- [What you need to do] Retype the records that come next, word for word.

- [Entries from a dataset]

━━━━━━━━━━

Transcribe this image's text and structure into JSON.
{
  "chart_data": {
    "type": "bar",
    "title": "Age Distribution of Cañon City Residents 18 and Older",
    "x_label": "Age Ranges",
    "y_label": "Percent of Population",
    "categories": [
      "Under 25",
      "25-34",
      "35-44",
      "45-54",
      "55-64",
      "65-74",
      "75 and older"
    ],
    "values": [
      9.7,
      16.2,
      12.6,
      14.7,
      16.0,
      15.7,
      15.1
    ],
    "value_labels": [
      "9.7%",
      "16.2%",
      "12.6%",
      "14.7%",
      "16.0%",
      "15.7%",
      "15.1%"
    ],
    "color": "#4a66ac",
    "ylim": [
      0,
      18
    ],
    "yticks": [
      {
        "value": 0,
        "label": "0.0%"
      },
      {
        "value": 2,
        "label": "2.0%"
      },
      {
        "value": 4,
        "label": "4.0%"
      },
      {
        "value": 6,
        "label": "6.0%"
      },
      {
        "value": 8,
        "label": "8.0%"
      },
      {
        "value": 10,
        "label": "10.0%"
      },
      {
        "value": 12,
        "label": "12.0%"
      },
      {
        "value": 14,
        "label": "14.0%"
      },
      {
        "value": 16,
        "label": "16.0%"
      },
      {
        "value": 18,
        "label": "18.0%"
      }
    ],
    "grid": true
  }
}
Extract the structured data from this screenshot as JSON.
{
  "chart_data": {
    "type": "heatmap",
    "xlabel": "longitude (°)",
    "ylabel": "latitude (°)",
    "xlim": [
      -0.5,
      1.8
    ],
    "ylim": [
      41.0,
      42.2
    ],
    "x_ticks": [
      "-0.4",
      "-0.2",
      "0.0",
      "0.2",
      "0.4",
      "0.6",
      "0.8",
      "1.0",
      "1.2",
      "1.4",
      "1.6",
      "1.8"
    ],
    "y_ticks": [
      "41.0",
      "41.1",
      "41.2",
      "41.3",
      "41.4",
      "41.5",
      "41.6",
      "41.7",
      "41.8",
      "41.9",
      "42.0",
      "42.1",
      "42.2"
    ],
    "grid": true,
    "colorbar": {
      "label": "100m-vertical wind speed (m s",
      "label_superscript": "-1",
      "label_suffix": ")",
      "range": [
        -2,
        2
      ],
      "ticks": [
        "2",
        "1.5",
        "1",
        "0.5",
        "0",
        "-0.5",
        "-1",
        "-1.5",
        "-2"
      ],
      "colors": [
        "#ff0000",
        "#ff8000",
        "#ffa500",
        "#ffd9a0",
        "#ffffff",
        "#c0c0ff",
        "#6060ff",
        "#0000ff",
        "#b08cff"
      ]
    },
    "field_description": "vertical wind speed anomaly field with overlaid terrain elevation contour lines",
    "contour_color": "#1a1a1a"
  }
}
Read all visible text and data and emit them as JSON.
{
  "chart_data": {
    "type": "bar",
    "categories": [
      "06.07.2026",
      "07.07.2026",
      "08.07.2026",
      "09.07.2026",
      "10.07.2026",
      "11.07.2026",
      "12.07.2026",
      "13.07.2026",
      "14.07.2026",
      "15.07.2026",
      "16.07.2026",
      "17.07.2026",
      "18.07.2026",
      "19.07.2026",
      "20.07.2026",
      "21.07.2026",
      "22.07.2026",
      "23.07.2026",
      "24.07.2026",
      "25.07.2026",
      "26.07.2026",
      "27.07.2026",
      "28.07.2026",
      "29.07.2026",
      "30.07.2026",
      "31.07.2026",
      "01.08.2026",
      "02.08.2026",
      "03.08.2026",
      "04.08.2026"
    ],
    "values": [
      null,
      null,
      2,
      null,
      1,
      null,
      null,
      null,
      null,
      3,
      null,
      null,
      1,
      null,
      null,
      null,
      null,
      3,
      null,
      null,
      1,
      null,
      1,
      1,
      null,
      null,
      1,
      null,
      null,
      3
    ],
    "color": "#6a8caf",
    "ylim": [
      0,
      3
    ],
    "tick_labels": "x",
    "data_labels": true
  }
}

━━━━━━━━━━

- [Solution]
Transcribe this image's text and structure into JSON.
{
  "chart_data": {
    "type": "bar",
    "title": "Age Distribution of Cañon City Residents 18 and Older",
    "x_label": "Age Ranges",
    "y_label": "Percent of Population",
    "categories": [
      "Under 25",
      "25-34",
      "35-44",
      "45-54",
      "55-64",
      "65-74",
      "75 and older"
    ],
    "values": [
      9.7,
      16.2,
      12.6,
      14.7,
      16.0,
      15.7,
      15.1
    ],
    "value_labels": [
      "9.7%",
      "16.2%",
      "12.6%",
      "14.7%",
      "16.0%",
      "15.7%",
      "15.1%"
    ],
    "color": "#4a66ac",
    "ylim": [
      0,
      18
    ],
    "yticks": [
      {
        "value": 0,
        "label": "0.0%"
      },
      {
        "value": 2,
        "label": "2.0%"
      },
      {
        "value": 4,
        "label": "4.0%"
      },
      {
        "value": 6,
        "label": "6.0%"
      },
      {
        "value": 8,
        "label": "8.0%"
      },
      {
        "value": 10,
        "label": "10.0%"
      },
      {
        "value": 12,
        "label": "12.0%"
      },
      {
        "value": 14,
        "label": "14.0%"
      },
      {
        "value": 16,
        "label": "16.0%"
      },
      {
        "value": 18,
        "label": "18.0%"
      }
    ],
    "grid": true
  }
}
Extract the structured data from this screenshot as JSON.
{
  "chart_data": {
    "type": "heatmap",
    "xlabel": "longitude (°)",
    "ylabel": "latitude (°)",
    "xlim": [
      -0.5,
      1.8
    ],
    "ylim": [
      41.0,
      42.2
    ],
    "x_ticks": [
      "-0.4",
      "-0.2",
      "0.0",
      "0.2",
      "0.4",
      "0.6",
      "0.8",
      "1.0",
      "1.2",
      "1.4",
      "1.6",
      "1.8"
    ],
    "y_ticks": [
      "41.0",
      "41.1",
      "41.2",
      "41.3",
      "41.4",
      "41.5",
      "41.6",
      "41.7",
      "41.8",
      "41.9",
      "42.0",
      "42.1",
      "42.2"
    ],
    "grid": true,
    "colorbar": {
      "label": "100m-vertical wind speed (m s",
      "label_superscript": "-1",
      "label_suffix": ")",
      "range": [
        -2,
        2
      ],
      "ticks": [
        "2",
        "1.5",
        "1",
        "0.5",
        "0",
        "-0.5",
        "-1",
        "-1.5",
        "-2"
      ],
      "colors": [
        "#ff0000",
        "#ff8000",
        "#ffa500",
        "#ffd9a0",
        "#ffffff",
        "#c0c0ff",
        "#6060ff",
        "#0000ff",
        "#b08cff"
      ]
    },
    "field_description": "vertical wind speed anomaly field with overlaid terrain elevation contour lines",
    "contour_color": "#1a1a1a"
  }
}
Read all visible text and data and emit them as JSON.
{
  "chart_data": {
    "type": "bar",
    "categories": [
      "06.07.2026",
      "07.07.2026",
      "08.07.2026",
      "09.07.2026",
      "10.07.2026",
      "11.07.2026",
      "12.07.2026",
      "13.07.2026",
      "14.07.2026",
      "15.07.2026",
      "16.07.2026",
      "17.07.2026",
      "18.07.2026",
      "19.07.2026",
      "20.07.2026",
      "21.07.2026",
      "22.07.2026",
      "23.07.2026",
      "24.07.2026",
      "25.07.2026",
      "26.07.2026",
      "27.07.2026",
      "28.07.2026",
      "29.07.2026",
      "30.07.2026",
      "31.07.2026",
      "01.08.2026",
      "02.08.2026",
      "03.08.2026",
      "04.08.2026"
    ],
    "values": [
      null,
      null,
      2,
      null,
      1,
      null,
      null,
      null,
      null,
      3,
      null,
      null,
      1,
      null,
      null,
      null,
      null,
      3,
      null,
      null,
      1,
      null,
      1,
      1,
      null,
      null,
      1,
      null,
      null,
      3
    ],
    "color": "#6a8caf",
    "ylim": [
      0,
      3
    ],
    "tick_labels": "x",
    "data_labels": true
  }
}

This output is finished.